§ Data records:
(begin)
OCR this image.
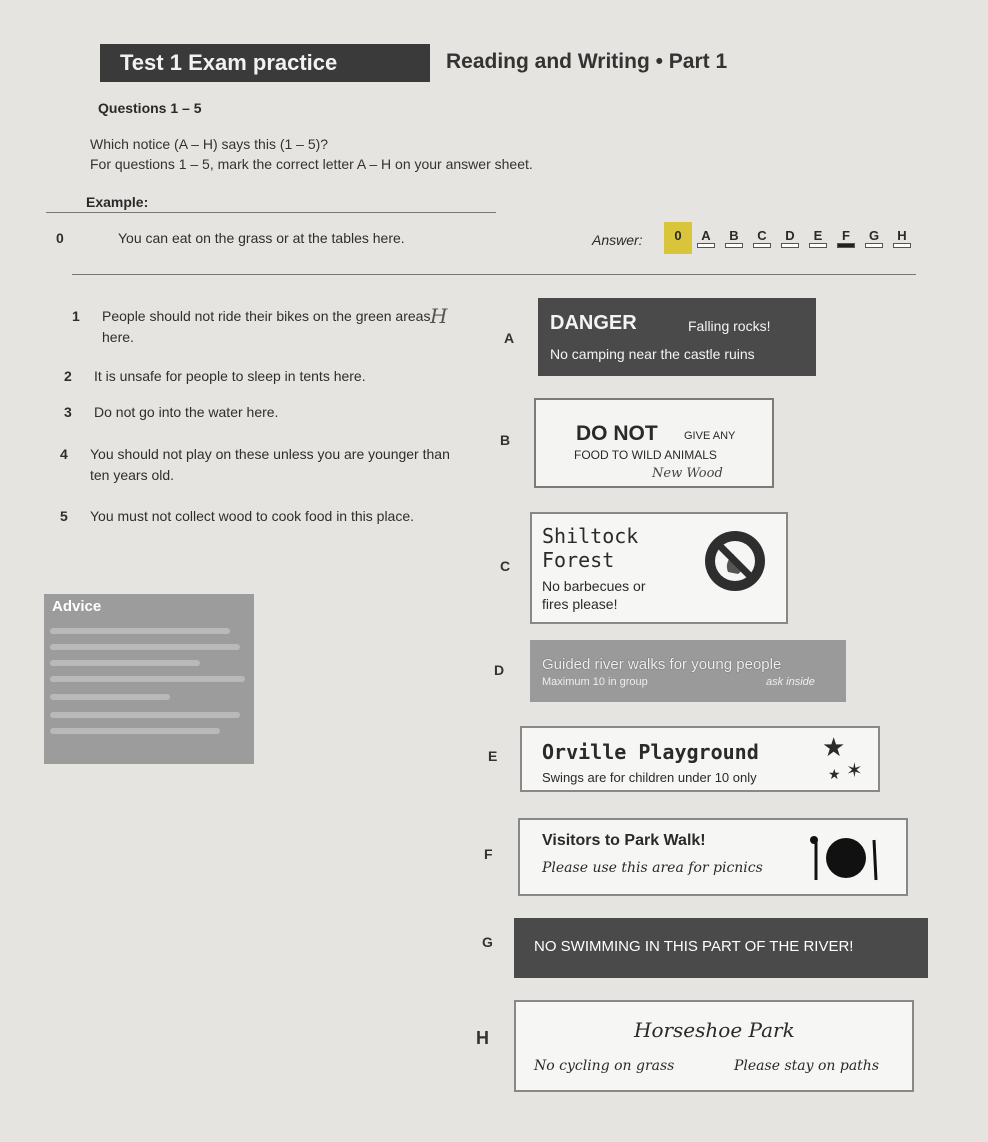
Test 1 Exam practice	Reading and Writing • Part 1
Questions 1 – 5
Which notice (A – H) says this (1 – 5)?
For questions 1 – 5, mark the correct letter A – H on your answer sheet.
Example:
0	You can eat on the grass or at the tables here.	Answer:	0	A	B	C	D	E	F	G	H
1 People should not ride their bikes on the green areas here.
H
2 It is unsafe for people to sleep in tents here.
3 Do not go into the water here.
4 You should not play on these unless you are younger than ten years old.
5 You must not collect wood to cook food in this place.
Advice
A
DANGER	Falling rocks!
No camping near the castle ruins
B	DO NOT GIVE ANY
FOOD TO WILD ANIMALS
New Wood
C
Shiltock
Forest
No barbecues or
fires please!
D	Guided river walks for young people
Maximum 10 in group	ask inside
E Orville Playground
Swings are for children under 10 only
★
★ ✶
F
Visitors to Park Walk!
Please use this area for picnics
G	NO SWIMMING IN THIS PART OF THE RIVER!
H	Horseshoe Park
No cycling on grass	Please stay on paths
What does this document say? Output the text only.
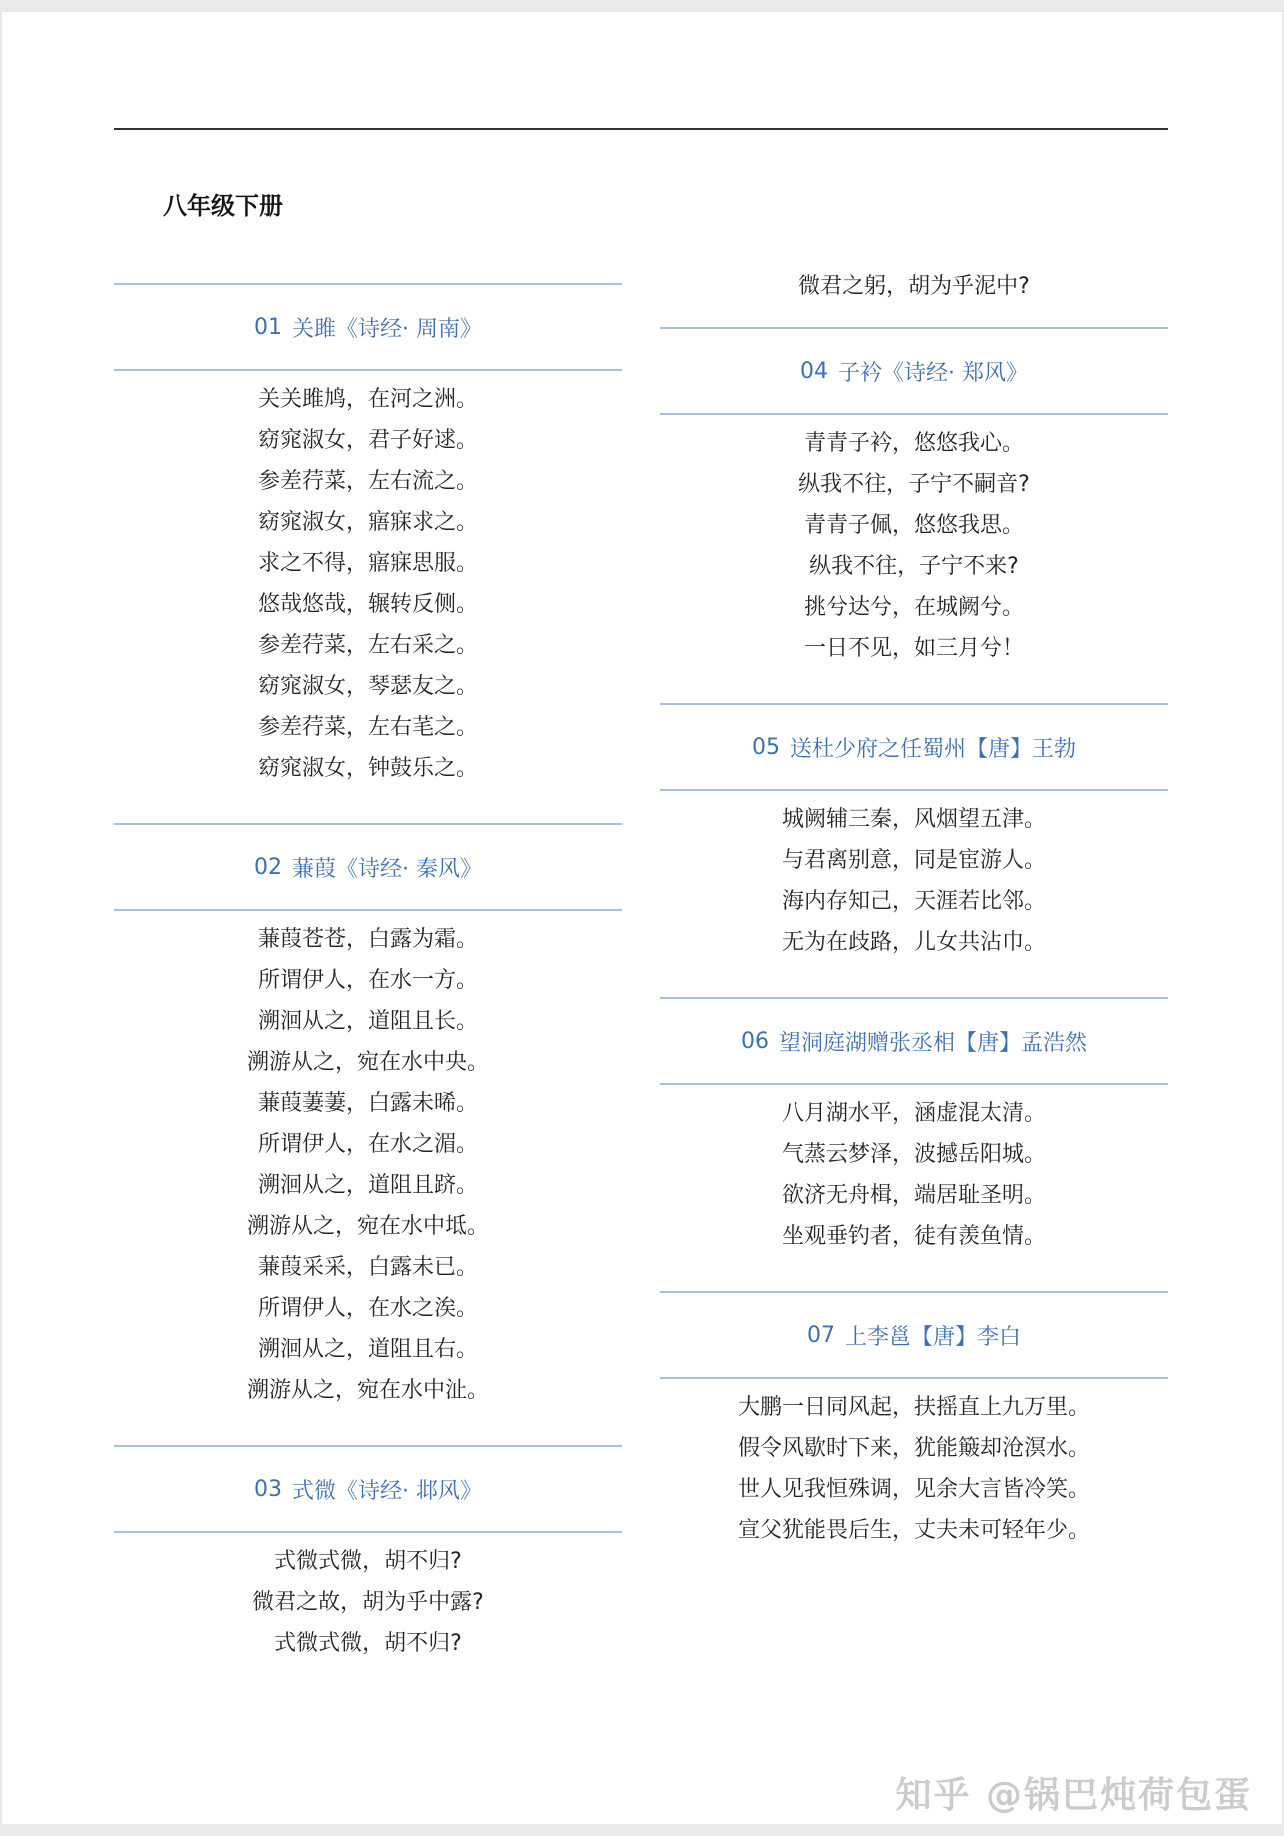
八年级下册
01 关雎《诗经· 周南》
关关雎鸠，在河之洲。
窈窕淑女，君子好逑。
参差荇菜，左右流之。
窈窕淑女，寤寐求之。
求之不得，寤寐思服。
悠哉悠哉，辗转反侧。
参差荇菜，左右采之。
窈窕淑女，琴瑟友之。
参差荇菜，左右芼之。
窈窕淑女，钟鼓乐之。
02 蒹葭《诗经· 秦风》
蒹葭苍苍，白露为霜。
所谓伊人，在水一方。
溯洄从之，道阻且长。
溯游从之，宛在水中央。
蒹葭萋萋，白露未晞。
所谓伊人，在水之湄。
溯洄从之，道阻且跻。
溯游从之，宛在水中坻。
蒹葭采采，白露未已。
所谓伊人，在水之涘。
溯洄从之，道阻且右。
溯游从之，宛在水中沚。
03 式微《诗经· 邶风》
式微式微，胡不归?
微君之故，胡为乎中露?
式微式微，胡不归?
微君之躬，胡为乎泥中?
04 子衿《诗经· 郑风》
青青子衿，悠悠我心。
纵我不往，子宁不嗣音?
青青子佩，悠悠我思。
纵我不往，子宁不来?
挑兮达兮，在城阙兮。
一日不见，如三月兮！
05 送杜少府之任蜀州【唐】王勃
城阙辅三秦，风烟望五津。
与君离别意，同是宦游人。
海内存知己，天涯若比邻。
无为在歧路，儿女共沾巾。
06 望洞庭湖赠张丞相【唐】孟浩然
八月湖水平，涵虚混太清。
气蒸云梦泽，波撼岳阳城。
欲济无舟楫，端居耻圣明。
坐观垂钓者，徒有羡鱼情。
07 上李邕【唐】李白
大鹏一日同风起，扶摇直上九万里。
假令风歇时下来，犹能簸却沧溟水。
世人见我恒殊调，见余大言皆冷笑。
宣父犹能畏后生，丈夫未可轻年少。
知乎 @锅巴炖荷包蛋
(end)
§ INSTRUCTIONS TO FOLLOW: Copy all lines from the listing that contain "Park".

§ RESPONSE:
Visitors to Park Walk!
H	Horseshoe Park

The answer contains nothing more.